# Pre-War Saddle ID Please



## talesofthesevenseas (Jan 16, 2014)

I just won the auction for this saddle for my 1918 Scott ladies bike. The seller thought it was an old Brooks ladies saddle without the badge. Is it Brooks and if so what model, or is it something else?


----------



## bricycle (Jan 16, 2014)

An ADGE? possibly..


----------



## Larmo63 (Jan 18, 2014)

Doesn't look Brooks to me. Maybe a Danish or Dutch manufacture?  Old Chinese?


----------



## talesofthesevenseas (Jan 19, 2014)

The seller I'm buying it from is in the UK, although who knows if it has always been there or if it came from somewhere else. I was hoping someone would recognize the pattern on the leather. Not a big deal, it will look great on the Scott bike no matter where it is from. Thanks for trying, and if anyone stumbles across another of these with an ID, let me know!


----------



## fat tire trader (Jan 19, 2014)

I have two saddles with a lot of tooling like that. One is a Phillips and the other is a Leatheries.


----------



## talesofthesevenseas (Jan 19, 2014)

Can you post a couple of photos of your saddles for comparison Fat Tire Trader? There is a Gough saddle on Ebay but the tooling is very different. There was also a Brooks B85 and it's definitely not that. It may be this was produced by some small time maker and we'll never know the brand, but we can figure out what it is not.


----------



## fat tire trader (Jan 19, 2014)

Here is a photo of the Phillips saddle



I don't have a picture of the Leatheries.

_Material supplied_

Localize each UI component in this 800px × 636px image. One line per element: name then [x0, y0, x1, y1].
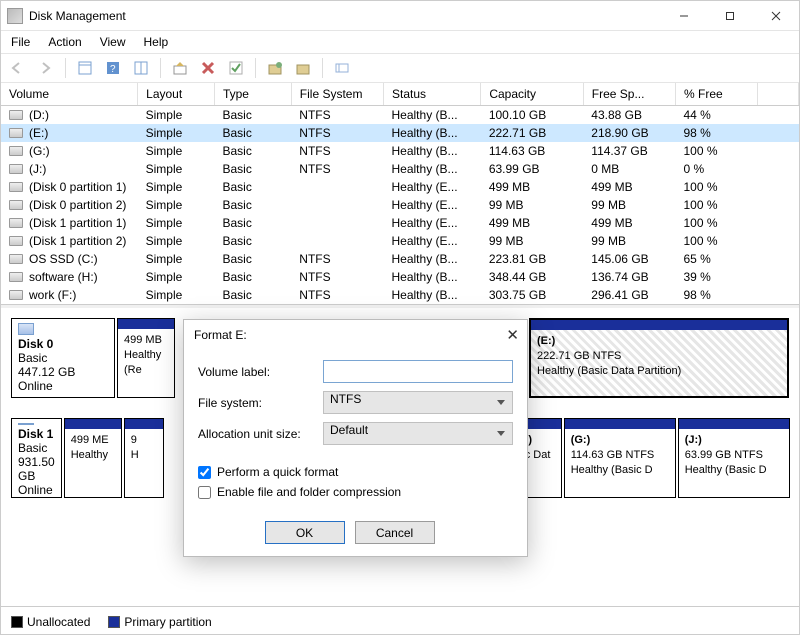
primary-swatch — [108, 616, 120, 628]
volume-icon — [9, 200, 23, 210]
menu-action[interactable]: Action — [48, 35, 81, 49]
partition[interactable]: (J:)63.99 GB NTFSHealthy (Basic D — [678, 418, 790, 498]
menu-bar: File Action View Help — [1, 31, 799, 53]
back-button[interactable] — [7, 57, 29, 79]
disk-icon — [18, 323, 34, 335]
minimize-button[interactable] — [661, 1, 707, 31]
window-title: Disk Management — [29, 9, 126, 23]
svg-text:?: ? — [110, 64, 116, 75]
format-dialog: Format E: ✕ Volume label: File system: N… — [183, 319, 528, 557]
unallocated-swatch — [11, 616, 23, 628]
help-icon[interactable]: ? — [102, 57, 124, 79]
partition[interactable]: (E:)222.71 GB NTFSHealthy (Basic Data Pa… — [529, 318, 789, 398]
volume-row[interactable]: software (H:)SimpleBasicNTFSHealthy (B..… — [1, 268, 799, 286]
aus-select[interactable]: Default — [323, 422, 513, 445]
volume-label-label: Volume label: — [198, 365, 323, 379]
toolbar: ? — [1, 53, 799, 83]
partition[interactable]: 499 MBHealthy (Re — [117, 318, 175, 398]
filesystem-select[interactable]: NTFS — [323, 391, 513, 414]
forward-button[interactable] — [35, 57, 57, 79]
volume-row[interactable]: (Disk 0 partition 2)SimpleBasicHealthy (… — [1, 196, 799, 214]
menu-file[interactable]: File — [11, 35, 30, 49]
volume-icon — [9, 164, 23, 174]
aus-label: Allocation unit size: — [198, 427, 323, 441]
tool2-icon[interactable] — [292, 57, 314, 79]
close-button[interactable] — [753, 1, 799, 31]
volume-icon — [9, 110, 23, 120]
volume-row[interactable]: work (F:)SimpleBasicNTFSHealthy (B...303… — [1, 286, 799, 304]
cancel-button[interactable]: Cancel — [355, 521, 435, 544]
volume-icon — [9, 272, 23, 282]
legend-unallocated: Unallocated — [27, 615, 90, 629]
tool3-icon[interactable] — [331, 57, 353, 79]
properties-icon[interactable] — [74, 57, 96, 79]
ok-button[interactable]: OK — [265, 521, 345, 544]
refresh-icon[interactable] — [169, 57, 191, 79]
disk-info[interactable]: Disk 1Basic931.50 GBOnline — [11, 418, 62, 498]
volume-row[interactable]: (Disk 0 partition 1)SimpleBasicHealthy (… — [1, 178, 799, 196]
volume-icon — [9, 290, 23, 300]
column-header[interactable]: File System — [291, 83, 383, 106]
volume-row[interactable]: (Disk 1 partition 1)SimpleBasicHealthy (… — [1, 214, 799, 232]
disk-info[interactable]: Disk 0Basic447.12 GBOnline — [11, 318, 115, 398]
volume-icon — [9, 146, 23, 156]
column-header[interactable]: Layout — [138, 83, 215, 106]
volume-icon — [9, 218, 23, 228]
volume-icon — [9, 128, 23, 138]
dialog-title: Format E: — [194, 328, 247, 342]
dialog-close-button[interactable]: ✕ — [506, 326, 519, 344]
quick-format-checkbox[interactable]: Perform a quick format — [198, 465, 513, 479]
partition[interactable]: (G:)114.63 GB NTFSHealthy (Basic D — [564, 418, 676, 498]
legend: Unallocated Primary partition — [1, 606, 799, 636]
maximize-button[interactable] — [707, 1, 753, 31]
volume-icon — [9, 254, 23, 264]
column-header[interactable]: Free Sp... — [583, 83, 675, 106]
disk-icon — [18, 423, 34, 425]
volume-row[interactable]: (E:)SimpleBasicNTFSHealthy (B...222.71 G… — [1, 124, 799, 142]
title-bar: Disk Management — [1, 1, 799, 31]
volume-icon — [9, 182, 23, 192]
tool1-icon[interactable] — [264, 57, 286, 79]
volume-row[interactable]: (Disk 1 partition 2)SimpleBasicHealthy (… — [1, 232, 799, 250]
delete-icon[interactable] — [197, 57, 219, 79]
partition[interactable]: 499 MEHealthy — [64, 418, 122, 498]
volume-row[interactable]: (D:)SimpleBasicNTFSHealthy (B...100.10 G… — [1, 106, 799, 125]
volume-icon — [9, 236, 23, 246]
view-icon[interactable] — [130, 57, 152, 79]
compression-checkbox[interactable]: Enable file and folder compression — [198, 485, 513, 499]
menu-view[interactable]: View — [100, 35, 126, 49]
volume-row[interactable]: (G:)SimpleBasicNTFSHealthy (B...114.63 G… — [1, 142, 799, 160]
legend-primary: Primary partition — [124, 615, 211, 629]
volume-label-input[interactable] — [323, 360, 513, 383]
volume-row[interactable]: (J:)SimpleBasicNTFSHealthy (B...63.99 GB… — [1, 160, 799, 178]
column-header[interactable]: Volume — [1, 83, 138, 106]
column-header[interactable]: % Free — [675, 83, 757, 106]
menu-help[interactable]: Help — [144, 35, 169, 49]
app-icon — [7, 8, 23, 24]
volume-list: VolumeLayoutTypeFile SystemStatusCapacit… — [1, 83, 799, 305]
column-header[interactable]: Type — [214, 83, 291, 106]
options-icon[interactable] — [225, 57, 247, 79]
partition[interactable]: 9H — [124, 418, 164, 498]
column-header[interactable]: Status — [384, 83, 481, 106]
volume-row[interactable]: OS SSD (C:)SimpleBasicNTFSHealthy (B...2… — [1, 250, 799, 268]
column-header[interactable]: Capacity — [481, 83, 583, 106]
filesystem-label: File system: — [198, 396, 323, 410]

---

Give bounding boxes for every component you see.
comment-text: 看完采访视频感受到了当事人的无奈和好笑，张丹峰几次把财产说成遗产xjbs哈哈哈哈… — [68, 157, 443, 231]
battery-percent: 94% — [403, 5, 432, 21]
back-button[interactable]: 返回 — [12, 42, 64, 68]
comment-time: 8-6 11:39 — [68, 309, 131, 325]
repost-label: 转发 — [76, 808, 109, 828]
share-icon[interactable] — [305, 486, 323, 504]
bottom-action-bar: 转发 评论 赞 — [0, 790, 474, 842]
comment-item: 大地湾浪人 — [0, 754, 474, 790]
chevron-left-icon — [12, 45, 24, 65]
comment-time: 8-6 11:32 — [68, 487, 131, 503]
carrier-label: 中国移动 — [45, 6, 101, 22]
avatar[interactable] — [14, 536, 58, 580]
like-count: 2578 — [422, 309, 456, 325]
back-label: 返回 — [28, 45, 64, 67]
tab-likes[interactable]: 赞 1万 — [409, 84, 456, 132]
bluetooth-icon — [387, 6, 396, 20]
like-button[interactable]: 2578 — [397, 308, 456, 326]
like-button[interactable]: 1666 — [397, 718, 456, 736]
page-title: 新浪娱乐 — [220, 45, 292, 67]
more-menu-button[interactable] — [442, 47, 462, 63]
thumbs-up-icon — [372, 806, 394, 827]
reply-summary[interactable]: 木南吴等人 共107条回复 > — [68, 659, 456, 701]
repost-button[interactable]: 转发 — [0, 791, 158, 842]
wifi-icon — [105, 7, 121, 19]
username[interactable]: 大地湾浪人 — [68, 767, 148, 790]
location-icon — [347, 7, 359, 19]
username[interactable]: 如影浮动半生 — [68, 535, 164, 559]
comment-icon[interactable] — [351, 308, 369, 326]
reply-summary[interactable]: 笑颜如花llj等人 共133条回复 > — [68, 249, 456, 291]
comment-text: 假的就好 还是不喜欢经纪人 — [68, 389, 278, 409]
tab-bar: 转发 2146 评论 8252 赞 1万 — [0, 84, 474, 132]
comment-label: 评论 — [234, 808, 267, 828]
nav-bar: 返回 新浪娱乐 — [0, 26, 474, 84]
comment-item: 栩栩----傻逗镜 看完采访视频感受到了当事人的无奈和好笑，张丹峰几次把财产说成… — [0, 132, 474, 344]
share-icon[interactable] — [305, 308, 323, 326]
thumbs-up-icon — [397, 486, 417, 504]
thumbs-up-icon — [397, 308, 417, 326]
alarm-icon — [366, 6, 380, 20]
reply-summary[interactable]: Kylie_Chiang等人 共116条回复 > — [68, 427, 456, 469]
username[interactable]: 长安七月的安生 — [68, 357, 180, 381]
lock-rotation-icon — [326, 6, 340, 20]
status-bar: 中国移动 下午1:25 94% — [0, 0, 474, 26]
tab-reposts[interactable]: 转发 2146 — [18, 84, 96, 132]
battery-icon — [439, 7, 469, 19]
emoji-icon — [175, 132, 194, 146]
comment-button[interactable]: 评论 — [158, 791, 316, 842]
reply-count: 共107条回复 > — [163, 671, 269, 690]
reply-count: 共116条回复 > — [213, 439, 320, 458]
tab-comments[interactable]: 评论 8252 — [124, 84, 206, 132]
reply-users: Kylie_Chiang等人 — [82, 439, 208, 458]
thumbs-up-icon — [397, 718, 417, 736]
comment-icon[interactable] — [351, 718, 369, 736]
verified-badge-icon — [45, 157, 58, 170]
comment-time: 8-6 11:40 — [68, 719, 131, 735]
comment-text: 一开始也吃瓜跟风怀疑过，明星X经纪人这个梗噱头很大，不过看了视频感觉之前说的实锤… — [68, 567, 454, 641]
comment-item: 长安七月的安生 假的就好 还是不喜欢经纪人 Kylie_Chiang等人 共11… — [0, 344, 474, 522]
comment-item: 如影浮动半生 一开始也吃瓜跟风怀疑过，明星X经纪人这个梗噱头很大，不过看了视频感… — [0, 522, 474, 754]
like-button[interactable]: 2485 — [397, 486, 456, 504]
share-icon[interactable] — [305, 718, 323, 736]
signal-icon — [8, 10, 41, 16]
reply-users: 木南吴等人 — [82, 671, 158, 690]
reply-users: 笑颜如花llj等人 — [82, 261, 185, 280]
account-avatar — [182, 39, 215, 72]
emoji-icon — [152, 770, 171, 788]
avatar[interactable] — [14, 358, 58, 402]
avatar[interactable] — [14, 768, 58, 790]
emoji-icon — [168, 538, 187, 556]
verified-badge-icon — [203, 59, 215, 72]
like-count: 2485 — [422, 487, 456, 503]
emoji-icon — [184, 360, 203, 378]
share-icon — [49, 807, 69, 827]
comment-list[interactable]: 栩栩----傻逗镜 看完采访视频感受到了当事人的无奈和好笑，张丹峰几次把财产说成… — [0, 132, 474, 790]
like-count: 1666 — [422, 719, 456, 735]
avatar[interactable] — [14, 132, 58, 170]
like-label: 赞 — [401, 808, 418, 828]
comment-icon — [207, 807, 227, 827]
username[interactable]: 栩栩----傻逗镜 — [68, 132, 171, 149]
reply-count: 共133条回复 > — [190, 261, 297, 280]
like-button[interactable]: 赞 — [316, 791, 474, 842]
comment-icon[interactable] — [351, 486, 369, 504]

_Problem to work on_
Reproduce the entire saddle identification thread above word for word, from its heading through the last post.

_The result_
# Pre-War Saddle ID Please



## talesofthesevenseas (Jan 16, 2014)

I just won the auction for this saddle for my 1918 Scott ladies bike. The seller thought it was an old Brooks ladies saddle without the badge. Is it Brooks and if so what model, or is it something else?


----------



## bricycle (Jan 16, 2014)

An ADGE? possibly..


----------



## Larmo63 (Jan 18, 2014)

Doesn't look Brooks to me. Maybe a Danish or Dutch manufacture?  Old Chinese?


----------



## talesofthesevenseas (Jan 19, 2014)

The seller I'm buying it from is in the UK, although who knows if it has always been there or if it came from somewhere else. I was hoping someone would recognize the pattern on the leather. Not a big deal, it will look great on the Scott bike no matter where it is from. Thanks for trying, and if anyone stumbles across another of these with an ID, let me know!


----------



## fat tire trader (Jan 19, 2014)

I have two saddles with a lot of tooling like that. One is a Phillips and the other is a Leatheries.


----------



## talesofthesevenseas (Jan 19, 2014)

Can you post a couple of photos of your saddles for comparison Fat Tire Trader? There is a Gough saddle on Ebay but the tooling is very different. There was also a Brooks B85 and it's definitely not that. It may be this was produced by some small time maker and we'll never know the brand, but we can figure out what it is not.


----------



## fat tire trader (Jan 19, 2014)

Here is a photo of the Phillips saddle



I don't have a picture of the Leatheries.